Aim of the task → From the listing below, count the lines where the string "Социальное" occurs. Give the number, with no other words.
====== Source material ======
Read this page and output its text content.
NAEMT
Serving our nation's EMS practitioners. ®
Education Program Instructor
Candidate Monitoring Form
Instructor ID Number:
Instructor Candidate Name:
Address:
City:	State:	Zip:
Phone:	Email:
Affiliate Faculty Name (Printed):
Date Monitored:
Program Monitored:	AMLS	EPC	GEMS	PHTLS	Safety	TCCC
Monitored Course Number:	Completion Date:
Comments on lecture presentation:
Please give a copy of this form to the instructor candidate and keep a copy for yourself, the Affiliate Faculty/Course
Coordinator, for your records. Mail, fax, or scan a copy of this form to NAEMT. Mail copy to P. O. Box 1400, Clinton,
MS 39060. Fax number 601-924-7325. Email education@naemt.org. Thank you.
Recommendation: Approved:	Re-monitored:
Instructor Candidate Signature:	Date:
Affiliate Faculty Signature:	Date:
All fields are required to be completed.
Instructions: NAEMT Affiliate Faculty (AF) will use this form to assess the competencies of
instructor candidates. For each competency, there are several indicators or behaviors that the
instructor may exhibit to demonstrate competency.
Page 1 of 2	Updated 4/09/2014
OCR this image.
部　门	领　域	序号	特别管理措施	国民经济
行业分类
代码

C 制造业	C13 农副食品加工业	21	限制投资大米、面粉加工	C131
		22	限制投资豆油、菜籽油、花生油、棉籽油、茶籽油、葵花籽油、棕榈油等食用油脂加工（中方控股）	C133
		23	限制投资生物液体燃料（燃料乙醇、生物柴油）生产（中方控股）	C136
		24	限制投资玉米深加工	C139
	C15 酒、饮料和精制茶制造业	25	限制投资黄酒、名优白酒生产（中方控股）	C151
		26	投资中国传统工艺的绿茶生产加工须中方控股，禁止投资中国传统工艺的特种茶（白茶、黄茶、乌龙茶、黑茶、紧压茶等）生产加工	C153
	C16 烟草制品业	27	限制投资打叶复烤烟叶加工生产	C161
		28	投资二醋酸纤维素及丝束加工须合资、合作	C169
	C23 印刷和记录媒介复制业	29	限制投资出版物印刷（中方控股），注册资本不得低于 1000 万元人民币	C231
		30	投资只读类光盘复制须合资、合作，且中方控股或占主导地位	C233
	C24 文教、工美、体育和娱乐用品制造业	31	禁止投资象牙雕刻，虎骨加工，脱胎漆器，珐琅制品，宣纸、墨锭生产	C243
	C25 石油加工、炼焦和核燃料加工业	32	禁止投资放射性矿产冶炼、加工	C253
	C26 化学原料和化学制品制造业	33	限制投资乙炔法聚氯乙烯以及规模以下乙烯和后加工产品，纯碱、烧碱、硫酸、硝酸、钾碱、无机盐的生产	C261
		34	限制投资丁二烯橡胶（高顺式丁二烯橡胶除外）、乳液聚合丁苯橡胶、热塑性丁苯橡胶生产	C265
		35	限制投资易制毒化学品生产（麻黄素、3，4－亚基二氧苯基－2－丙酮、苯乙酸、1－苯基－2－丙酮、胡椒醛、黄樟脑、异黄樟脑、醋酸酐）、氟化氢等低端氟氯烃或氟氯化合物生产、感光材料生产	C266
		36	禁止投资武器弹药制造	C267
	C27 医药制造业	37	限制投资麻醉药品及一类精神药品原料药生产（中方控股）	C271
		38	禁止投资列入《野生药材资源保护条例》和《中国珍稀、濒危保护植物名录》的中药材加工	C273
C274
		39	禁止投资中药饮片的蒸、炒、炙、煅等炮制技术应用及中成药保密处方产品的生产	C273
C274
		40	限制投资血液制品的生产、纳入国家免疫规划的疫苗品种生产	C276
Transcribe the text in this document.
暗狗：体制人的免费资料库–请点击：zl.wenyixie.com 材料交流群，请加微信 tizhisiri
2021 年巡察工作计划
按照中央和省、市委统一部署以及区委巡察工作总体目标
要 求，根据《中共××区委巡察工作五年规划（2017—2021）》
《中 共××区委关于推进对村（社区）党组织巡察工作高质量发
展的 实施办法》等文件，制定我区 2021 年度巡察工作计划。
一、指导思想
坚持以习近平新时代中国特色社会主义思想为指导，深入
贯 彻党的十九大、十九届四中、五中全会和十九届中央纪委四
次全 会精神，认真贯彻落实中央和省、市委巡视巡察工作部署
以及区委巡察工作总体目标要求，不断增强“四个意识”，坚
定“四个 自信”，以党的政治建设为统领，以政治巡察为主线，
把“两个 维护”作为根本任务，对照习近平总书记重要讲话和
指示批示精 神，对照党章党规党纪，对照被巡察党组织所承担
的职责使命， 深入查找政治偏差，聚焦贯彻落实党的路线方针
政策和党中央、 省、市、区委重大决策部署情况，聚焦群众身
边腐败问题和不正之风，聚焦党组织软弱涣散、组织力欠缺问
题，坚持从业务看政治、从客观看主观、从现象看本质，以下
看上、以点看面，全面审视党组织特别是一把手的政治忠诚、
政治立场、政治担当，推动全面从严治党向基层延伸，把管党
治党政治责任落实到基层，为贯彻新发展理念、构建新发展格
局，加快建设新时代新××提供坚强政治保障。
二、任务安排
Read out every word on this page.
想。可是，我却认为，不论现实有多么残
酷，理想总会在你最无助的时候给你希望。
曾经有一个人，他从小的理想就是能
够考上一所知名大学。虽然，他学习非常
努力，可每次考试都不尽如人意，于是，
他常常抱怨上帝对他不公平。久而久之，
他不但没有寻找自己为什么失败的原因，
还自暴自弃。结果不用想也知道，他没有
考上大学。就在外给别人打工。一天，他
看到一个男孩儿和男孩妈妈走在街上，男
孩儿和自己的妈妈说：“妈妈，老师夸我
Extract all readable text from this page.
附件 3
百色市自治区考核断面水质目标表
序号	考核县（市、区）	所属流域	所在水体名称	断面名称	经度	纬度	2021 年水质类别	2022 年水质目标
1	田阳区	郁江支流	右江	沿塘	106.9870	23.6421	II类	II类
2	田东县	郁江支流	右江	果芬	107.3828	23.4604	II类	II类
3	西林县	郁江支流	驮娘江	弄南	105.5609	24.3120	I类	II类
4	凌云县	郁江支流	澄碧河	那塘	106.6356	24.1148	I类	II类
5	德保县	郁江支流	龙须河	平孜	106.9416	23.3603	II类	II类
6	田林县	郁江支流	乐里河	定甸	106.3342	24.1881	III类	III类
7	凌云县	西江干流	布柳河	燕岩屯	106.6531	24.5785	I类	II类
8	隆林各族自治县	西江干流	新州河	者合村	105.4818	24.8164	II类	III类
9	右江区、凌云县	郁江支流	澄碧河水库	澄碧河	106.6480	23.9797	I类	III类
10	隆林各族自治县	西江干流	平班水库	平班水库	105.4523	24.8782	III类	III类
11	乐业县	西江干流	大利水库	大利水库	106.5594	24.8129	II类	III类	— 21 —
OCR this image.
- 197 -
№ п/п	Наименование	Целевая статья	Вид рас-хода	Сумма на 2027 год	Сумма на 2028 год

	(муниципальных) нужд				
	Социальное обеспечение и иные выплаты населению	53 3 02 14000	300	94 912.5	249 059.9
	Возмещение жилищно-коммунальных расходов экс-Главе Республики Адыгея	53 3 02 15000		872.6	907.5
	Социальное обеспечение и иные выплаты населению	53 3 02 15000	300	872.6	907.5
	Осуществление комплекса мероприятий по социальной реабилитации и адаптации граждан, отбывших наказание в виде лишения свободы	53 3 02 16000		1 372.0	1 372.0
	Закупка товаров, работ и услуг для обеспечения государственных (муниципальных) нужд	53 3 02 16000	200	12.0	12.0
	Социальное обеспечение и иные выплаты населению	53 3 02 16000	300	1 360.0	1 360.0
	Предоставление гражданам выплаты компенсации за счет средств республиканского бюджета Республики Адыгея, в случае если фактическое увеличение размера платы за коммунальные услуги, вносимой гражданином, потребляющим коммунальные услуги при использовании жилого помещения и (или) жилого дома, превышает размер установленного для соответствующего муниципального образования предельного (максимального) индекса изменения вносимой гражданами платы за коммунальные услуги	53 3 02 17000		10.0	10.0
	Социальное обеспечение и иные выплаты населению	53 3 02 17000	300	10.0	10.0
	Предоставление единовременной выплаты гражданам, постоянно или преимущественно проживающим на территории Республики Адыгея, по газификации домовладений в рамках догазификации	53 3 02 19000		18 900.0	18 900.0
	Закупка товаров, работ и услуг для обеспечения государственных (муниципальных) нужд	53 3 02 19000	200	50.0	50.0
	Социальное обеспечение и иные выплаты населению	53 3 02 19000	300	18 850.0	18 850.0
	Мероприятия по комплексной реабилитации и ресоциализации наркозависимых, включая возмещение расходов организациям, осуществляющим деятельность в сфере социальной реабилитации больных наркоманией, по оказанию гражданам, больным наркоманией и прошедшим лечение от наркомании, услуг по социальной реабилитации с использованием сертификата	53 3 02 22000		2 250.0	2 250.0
======
Result for this exercise → 5